**YOUR INSTRUCTIONS**
Extract, from the records beneath this instruction, each line that contains the word "Hyalonema".

◇ ◇ ◇ ◇

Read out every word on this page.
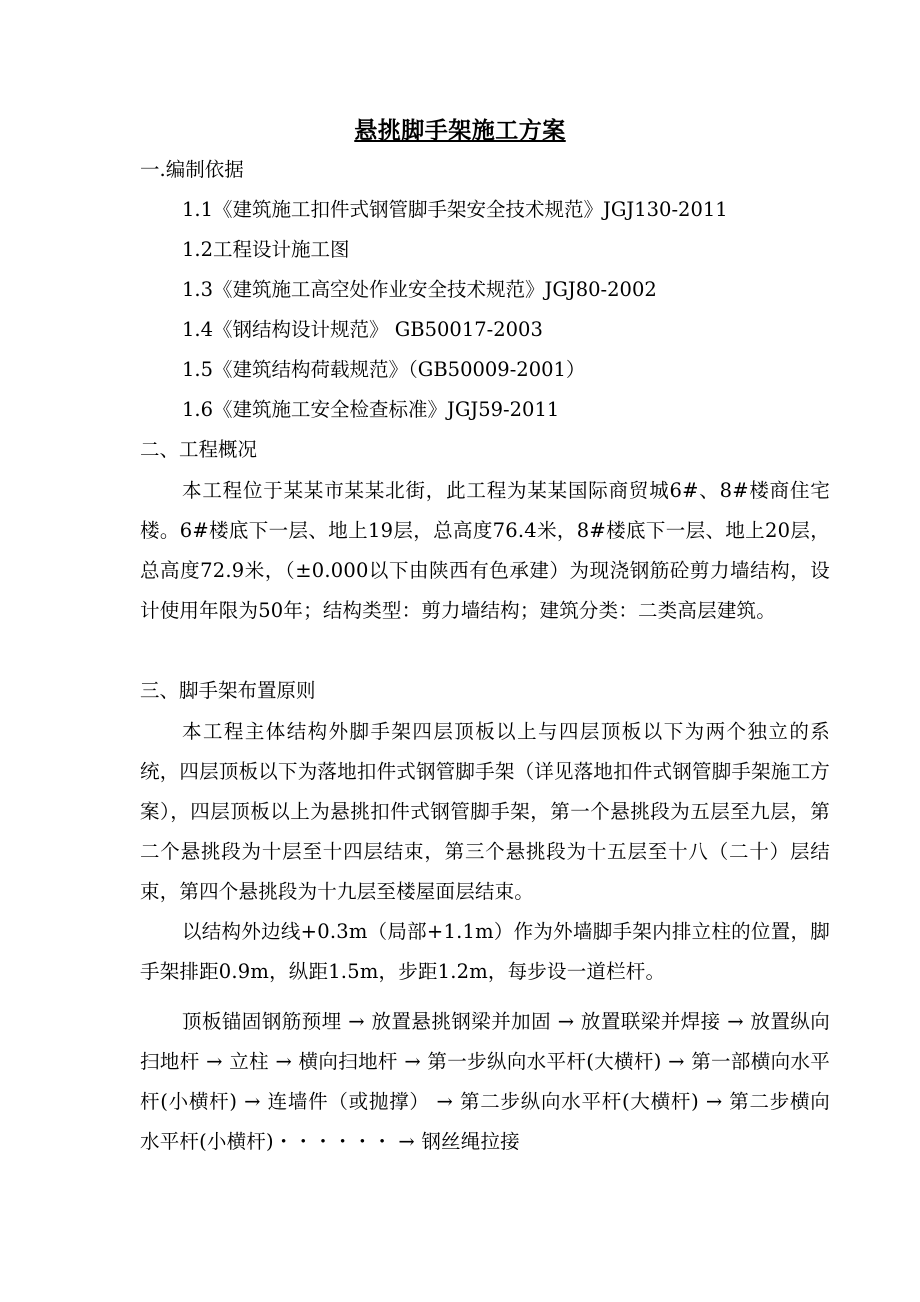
悬挑脚手架施工方案
一.编制依据
1.1《建筑施工扣件式钢管脚手架安全技术规范》JGJ130-2011
1.2工程设计施工图
1.3《建筑施工高空处作业安全技术规范》JGJ80-2002
1.4《钢结构设计规范》 GB50017-2003
1.5《建筑结构荷载规范》（GB50009-2001）
1.6《建筑施工安全检查标准》JGJ59-2011
二、工程概况
本工程位于某某市某某北街，此工程为某某国际商贸城6#、8#楼商住宅楼。6#楼底下一层、地上19层，总高度76.4米，8#楼底下一层、地上20层，总高度72.9米，（±0.000以下由陕西有色承建）为现浇钢筋砼剪力墙结构，设计使用年限为50年；结构类型：剪力墙结构；建筑分类：二类高层建筑。
三、脚手架布置原则
本工程主体结构外脚手架四层顶板以上与四层顶板以下为两个独立的系统，四层顶板以下为落地扣件式钢管脚手架（详见落地扣件式钢管脚手架施工方案），四层顶板以上为悬挑扣件式钢管脚手架，第一个悬挑段为五层至九层，第二个悬挑段为十层至十四层结束，第三个悬挑段为十五层至十八（二十）层结束，第四个悬挑段为十九层至楼屋面层结束。
以结构外边线+0.3m（局部+1.1m）作为外墙脚手架内排立柱的位置，脚手架排距0.9m，纵距1.5m，步距1.2m，每步设一道栏杆。
顶板锚固钢筋预埋 → 放置悬挑钢梁并加固 → 放置联梁并焊接 → 放置纵向扫地杆 → 立柱 → 横向扫地杆 → 第一步纵向水平杆(大横杆) → 第一部横向水平杆(小横杆) → 连墙件（或抛撑） → 第二步纵向水平杆(大横杆) → 第二步横向水平杆(小横杆)・・・・・・ → 钢丝绳拉接
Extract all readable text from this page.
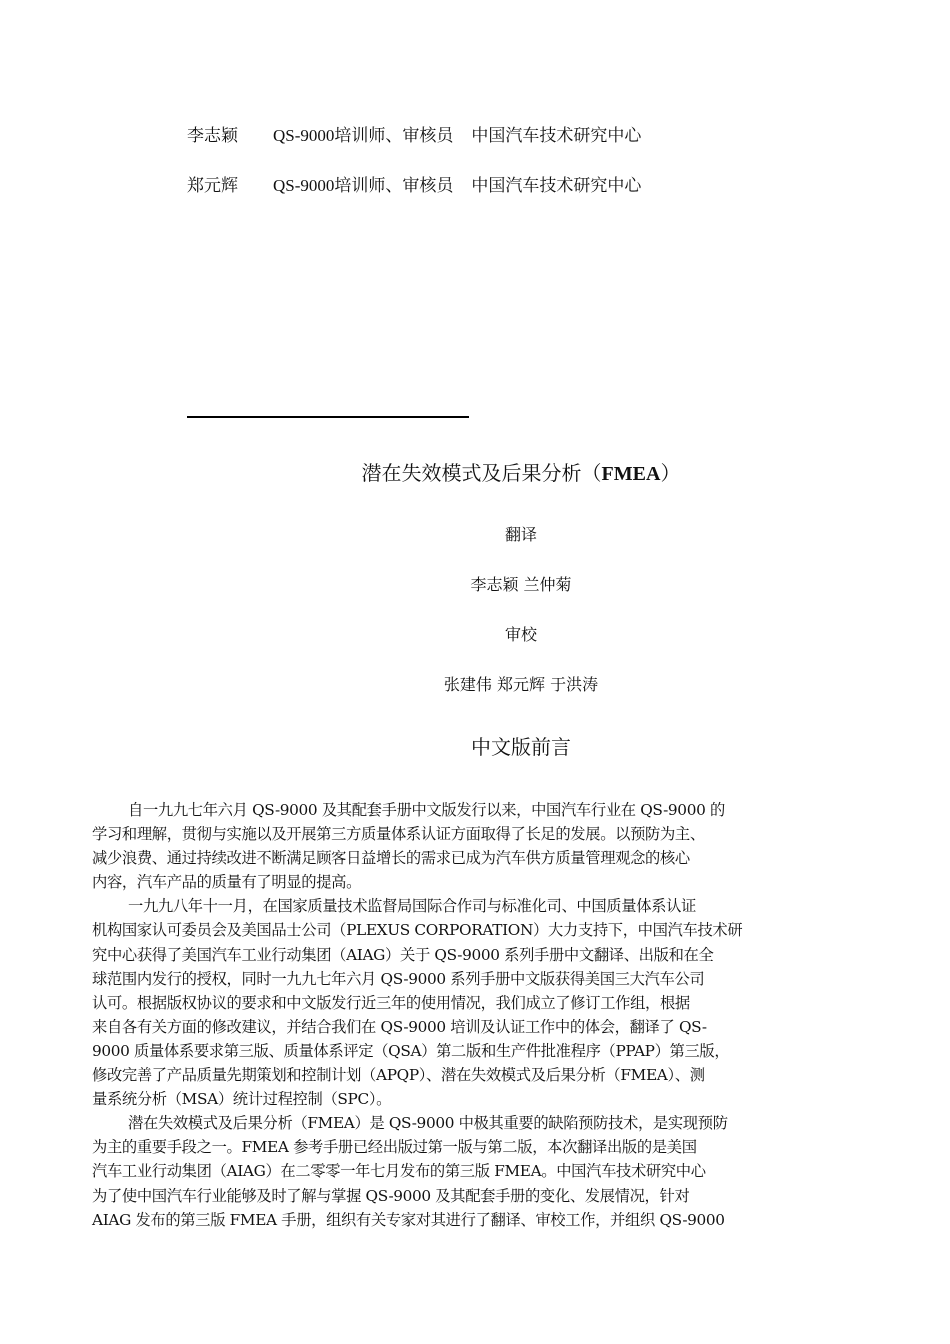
李志颖 QS-9000培训师、审核员 中国汽车技术研究中心
郑元辉 QS-9000培训师、审核员 中国汽车技术研究中心
潜在失效模式及后果分析（FMEA）
翻译
李志颖 兰仲菊
审校
张建伟 郑元辉 于洪涛
中文版前言
自一九九七年六月 QS-9000 及其配套手册中文版发行以来，中国汽车行业在 QS-9000 的
学习和理解，贯彻与实施以及开展第三方质量体系认证方面取得了长足的发展。以预防为主、
减少浪费、通过持续改进不断满足顾客日益增长的需求已成为汽车供方质量管理观念的核心
内容，汽车产品的质量有了明显的提高。
一九九八年十一月，在国家质量技术监督局国际合作司与标准化司、中国质量体系认证
机构国家认可委员会及美国品士公司（PLEXUS CORPORATION）大力支持下，中国汽车技术研
究中心获得了美国汽车工业行动集团（AIAG）关于 QS-9000 系列手册中文翻译、出版和在全
球范围内发行的授权，同时一九九七年六月 QS-9000 系列手册中文版获得美国三大汽车公司
认可。根据版权协议的要求和中文版发行近三年的使用情况，我们成立了修订工作组，根据
来自各有关方面的修改建议，并结合我们在 QS-9000 培训及认证工作中的体会，翻译了 QS-
9000 质量体系要求第三版、质量体系评定（QSA）第二版和生产件批准程序（PPAP）第三版，
修改完善了产品质量先期策划和控制计划（APQP）、潜在失效模式及后果分析（FMEA）、测
量系统分析（MSA）统计过程控制（SPC）。
潜在失效模式及后果分析（FMEA）是 QS-9000 中极其重要的缺陷预防技术，是实现预防
为主的重要手段之一。FMEA 参考手册已经出版过第一版与第二版，本次翻译出版的是美国
汽车工业行动集团（AIAG）在二零零一年七月发布的第三版 FMEA。中国汽车技术研究中心
为了使中国汽车行业能够及时了解与掌握 QS-9000 及其配套手册的变化、发展情况，针对
AIAG 发布的第三版 FMEA 手册，组织有关专家对其进行了翻译、审校工作，并组织 QS-9000
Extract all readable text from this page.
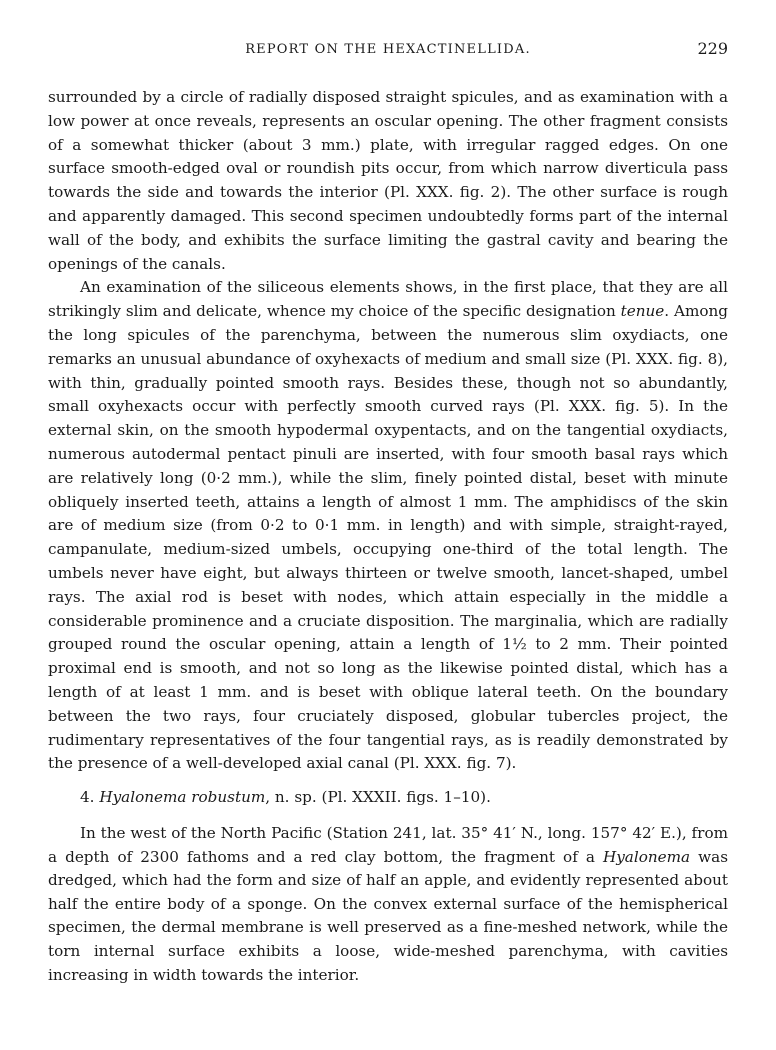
REPORT ON THE HEXACTINELLIDA.	229

surrounded by a circle of radially disposed straight spicules, and as examination with a low power at once reveals, represents an oscular opening. The other fragment consists of a somewhat thicker (about 3 mm.) plate, with irregular ragged edges. On one surface smooth-edged oval or roundish pits occur, from which narrow diverticula pass towards the side and towards the interior (Pl. XXX. fig. 2). The other surface is rough and apparently damaged. This second specimen undoubtedly forms part of the internal wall of the body, and exhibits the surface limiting the gastral cavity and bearing the openings of the canals.

An examination of the siliceous elements shows, in the first place, that they are all strikingly slim and delicate, whence my choice of the specific designation tenue. Among the long spicules of the parenchyma, between the numerous slim oxydiacts, one remarks an unusual abundance of oxyhexacts of medium and small size (Pl. XXX. fig. 8), with thin, gradually pointed smooth rays. Besides these, though not so abundantly, small oxyhexacts occur with perfectly smooth curved rays (Pl. XXX. fig. 5). In the external skin, on the smooth hypodermal oxypentacts, and on the tangential oxydiacts, numerous autodermal pentact pinuli are inserted, with four smooth basal rays which are relatively long (0·2 mm.), while the slim, finely pointed distal, beset with minute obliquely inserted teeth, attains a length of almost 1 mm. The amphidiscs of the skin are of medium size (from 0·2 to 0·1 mm. in length) and with simple, straight-rayed, campanulate, medium-sized umbels, occupying one-third of the total length. The umbels never have eight, but always thirteen or twelve smooth, lancet-shaped, umbel rays. The axial rod is beset with nodes, which attain especially in the middle a considerable prominence and a cruciate disposition. The marginalia, which are radially grouped round the oscular opening, attain a length of 1½ to 2 mm. Their pointed proximal end is smooth, and not so long as the likewise pointed distal, which has a length of at least 1 mm. and is beset with oblique lateral teeth. On the boundary between the two rays, four cruciately disposed, globular tubercles project, the rudimentary representatives of the four tangential rays, as is readily demonstrated by the presence of a well-developed axial canal (Pl. XXX. fig. 7).

4. Hyalonema robustum, n. sp. (Pl. XXXII. figs. 1–10).

In the west of the North Pacific (Station 241, lat. 35° 41′ N., long. 157° 42′ E.), from a depth of 2300 fathoms and a red clay bottom, the fragment of a Hyalonema was dredged, which had the form and size of half an apple, and evidently represented about half the entire body of a sponge. On the convex external surface of the hemispherical specimen, the dermal membrane is well preserved as a fine-meshed network, while the torn internal surface exhibits a loose, wide-meshed parenchyma, with cavities increasing in width towards the interior.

◇ ◇ ◇ ◇

**ANSWER**
4. Hyalonema robustum, n. sp. (Pl. XXXII. figs. 1–10).
In the west of the North Pacific (Station 241, lat. 35° 41′ N., long. 157° 42′ E.), from a depth of 2300 fathoms and a red clay bottom, the fragment of a Hyalonema was dredged, which had the form and size of half an apple, and evidently represented about half the entire body of a sponge. On the convex external surface of the hemispherical specimen, the dermal membrane is well preserved as a fine-meshed network, while the torn internal surface exhibits a loose, wide-meshed parenchyma, with cavities increasing in width towards the interior.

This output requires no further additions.